╭─ Records supplied
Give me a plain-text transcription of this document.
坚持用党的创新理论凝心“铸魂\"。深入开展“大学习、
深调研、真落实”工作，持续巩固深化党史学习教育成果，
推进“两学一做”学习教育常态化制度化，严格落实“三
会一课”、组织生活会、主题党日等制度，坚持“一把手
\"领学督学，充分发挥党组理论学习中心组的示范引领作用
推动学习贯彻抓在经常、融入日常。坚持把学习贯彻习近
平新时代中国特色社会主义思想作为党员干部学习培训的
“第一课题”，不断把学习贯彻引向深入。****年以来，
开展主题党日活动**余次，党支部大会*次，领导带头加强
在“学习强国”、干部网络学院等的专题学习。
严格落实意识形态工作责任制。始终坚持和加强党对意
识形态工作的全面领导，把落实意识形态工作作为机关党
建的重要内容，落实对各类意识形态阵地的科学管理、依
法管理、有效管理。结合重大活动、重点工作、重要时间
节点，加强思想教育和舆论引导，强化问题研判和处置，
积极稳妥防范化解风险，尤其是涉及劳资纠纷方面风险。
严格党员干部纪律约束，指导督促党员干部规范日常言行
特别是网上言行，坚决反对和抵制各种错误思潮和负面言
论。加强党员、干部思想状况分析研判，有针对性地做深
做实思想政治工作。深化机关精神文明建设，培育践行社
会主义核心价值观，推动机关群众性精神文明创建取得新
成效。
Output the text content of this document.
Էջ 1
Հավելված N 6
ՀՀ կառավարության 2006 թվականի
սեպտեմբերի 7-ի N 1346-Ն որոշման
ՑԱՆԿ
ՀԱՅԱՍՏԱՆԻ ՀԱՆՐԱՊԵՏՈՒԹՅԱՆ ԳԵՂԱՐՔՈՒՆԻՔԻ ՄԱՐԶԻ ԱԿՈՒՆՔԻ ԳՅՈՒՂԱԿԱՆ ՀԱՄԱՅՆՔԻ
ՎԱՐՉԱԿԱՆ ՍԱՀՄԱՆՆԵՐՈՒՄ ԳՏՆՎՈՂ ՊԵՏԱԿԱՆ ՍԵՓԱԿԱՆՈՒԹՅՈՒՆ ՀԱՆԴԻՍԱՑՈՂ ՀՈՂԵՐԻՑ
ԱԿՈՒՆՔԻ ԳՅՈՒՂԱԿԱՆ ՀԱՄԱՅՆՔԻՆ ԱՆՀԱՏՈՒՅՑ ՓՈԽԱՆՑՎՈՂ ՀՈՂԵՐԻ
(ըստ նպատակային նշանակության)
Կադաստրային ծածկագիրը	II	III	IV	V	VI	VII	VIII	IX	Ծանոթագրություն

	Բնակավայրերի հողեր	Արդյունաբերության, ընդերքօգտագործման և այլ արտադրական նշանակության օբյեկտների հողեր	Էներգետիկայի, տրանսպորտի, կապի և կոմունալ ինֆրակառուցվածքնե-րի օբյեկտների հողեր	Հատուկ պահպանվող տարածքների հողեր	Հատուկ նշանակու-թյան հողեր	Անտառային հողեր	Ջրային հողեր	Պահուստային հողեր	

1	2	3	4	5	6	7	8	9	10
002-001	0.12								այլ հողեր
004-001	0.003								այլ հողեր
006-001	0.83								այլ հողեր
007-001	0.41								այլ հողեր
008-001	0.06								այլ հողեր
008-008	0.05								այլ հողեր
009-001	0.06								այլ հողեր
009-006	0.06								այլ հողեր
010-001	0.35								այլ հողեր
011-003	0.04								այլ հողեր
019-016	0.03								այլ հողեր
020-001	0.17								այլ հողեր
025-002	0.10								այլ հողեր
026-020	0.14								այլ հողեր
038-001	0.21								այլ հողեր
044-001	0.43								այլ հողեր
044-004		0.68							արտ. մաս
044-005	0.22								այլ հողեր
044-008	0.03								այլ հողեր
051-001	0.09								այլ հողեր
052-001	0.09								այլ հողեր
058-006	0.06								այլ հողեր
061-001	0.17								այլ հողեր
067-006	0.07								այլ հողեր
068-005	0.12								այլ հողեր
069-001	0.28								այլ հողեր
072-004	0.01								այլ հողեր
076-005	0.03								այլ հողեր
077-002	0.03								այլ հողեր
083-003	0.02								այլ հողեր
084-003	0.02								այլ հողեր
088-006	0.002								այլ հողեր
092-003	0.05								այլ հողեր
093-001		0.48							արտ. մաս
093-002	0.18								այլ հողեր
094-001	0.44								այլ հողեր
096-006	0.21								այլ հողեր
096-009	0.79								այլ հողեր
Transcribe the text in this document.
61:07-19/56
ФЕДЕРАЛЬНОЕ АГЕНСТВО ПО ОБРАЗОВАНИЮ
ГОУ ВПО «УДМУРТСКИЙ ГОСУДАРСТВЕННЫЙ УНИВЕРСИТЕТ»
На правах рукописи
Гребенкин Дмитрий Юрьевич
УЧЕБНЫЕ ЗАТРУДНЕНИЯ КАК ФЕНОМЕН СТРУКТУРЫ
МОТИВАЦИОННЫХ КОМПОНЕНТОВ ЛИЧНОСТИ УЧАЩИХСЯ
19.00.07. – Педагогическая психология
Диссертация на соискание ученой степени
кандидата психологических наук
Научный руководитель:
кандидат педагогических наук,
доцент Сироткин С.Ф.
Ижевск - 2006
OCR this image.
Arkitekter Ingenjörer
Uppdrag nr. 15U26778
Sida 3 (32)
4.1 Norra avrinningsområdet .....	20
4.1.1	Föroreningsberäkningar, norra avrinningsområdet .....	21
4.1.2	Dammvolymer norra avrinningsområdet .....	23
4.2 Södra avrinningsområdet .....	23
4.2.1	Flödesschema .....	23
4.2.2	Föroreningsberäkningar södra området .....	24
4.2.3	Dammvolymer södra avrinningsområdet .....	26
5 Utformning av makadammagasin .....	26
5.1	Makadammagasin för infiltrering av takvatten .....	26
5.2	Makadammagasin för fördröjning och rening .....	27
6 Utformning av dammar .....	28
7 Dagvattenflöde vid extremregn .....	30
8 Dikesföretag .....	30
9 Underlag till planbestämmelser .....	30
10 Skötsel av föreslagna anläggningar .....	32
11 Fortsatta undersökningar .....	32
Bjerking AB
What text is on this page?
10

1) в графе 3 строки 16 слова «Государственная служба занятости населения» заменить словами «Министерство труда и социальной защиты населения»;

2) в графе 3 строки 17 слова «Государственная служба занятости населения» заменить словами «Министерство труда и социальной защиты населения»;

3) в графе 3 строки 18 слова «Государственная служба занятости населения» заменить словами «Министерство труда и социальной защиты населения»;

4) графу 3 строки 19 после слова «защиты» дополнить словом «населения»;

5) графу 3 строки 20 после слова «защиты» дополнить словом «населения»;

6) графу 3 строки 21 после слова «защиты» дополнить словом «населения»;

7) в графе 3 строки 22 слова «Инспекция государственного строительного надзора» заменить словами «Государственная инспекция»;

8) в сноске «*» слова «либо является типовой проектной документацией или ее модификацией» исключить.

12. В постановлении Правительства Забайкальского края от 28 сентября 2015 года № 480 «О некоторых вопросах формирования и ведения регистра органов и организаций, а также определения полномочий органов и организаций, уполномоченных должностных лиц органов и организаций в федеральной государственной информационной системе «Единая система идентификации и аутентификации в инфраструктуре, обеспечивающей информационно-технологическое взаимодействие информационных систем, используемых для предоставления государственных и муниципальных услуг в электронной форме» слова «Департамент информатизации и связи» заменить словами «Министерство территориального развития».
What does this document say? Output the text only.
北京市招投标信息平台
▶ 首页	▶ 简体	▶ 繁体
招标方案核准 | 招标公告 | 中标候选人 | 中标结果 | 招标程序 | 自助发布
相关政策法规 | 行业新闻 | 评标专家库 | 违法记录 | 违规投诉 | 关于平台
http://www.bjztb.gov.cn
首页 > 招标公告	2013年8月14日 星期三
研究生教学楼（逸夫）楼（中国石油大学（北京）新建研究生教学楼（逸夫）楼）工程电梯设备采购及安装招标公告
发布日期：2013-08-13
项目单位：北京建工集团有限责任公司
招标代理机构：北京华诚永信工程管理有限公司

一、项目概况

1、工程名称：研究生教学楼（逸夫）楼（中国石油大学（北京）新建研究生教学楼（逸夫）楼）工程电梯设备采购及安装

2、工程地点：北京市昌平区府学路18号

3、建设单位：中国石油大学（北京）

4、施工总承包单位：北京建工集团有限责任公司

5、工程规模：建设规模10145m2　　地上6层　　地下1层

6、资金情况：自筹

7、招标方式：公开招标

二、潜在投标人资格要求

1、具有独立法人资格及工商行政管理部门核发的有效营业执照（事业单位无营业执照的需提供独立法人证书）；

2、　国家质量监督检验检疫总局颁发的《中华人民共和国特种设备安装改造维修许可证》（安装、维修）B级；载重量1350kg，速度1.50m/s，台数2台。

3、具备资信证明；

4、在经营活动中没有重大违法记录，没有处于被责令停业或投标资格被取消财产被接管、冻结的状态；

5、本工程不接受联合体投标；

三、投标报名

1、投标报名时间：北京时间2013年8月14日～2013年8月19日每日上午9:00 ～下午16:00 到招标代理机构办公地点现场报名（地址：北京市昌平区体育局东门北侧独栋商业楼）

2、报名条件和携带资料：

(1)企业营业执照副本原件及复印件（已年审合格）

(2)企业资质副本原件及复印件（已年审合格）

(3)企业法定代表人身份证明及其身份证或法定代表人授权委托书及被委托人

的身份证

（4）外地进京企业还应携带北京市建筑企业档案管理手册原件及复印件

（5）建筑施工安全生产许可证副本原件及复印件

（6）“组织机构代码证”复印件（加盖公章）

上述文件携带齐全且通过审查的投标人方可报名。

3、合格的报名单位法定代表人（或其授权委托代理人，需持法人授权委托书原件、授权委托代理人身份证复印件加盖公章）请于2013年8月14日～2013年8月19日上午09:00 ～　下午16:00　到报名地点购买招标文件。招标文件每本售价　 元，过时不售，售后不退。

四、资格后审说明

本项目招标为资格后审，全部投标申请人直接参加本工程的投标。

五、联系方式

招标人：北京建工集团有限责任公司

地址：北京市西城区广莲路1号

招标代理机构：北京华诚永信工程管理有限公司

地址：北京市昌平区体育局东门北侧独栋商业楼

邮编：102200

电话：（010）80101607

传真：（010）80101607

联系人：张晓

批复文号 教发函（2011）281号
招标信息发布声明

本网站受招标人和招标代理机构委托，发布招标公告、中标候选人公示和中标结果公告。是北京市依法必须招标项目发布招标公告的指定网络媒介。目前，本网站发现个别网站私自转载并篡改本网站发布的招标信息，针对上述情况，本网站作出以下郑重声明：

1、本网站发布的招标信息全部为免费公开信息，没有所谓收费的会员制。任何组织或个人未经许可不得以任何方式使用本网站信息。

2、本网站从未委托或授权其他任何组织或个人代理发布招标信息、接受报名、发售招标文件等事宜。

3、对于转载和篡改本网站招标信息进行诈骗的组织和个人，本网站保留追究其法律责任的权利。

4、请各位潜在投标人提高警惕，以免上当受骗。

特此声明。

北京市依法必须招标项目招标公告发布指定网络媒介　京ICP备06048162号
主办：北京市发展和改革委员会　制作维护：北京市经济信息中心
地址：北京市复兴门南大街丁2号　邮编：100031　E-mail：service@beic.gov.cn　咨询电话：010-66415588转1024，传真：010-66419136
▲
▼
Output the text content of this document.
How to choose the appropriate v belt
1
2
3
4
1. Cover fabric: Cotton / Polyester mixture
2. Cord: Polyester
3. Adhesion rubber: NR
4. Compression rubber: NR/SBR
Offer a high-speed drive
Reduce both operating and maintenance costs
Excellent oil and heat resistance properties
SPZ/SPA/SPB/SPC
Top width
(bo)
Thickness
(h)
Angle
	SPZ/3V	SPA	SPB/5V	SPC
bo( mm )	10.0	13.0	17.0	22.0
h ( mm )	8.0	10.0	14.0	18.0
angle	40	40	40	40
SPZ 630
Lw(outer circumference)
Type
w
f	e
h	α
╰─
## [Brief]
Find and copy every line in the entries above where the string "графе" occurs.

## [Answer for the task]
1) в графе 3 строки 16 слова «Государственная служба занятости населения» заменить словами «Министерство труда и социальной защиты населения»;
2) в графе 3 строки 17 слова «Государственная служба занятости населения» заменить словами «Министерство труда и социальной защиты населения»;
3) в графе 3 строки 18 слова «Государственная служба занятости населения» заменить словами «Министерство труда и социальной защиты населения»;
7) в графе 3 строки 22 слова «Инспекция государственного строительного надзора» заменить словами «Государственная инспекция»;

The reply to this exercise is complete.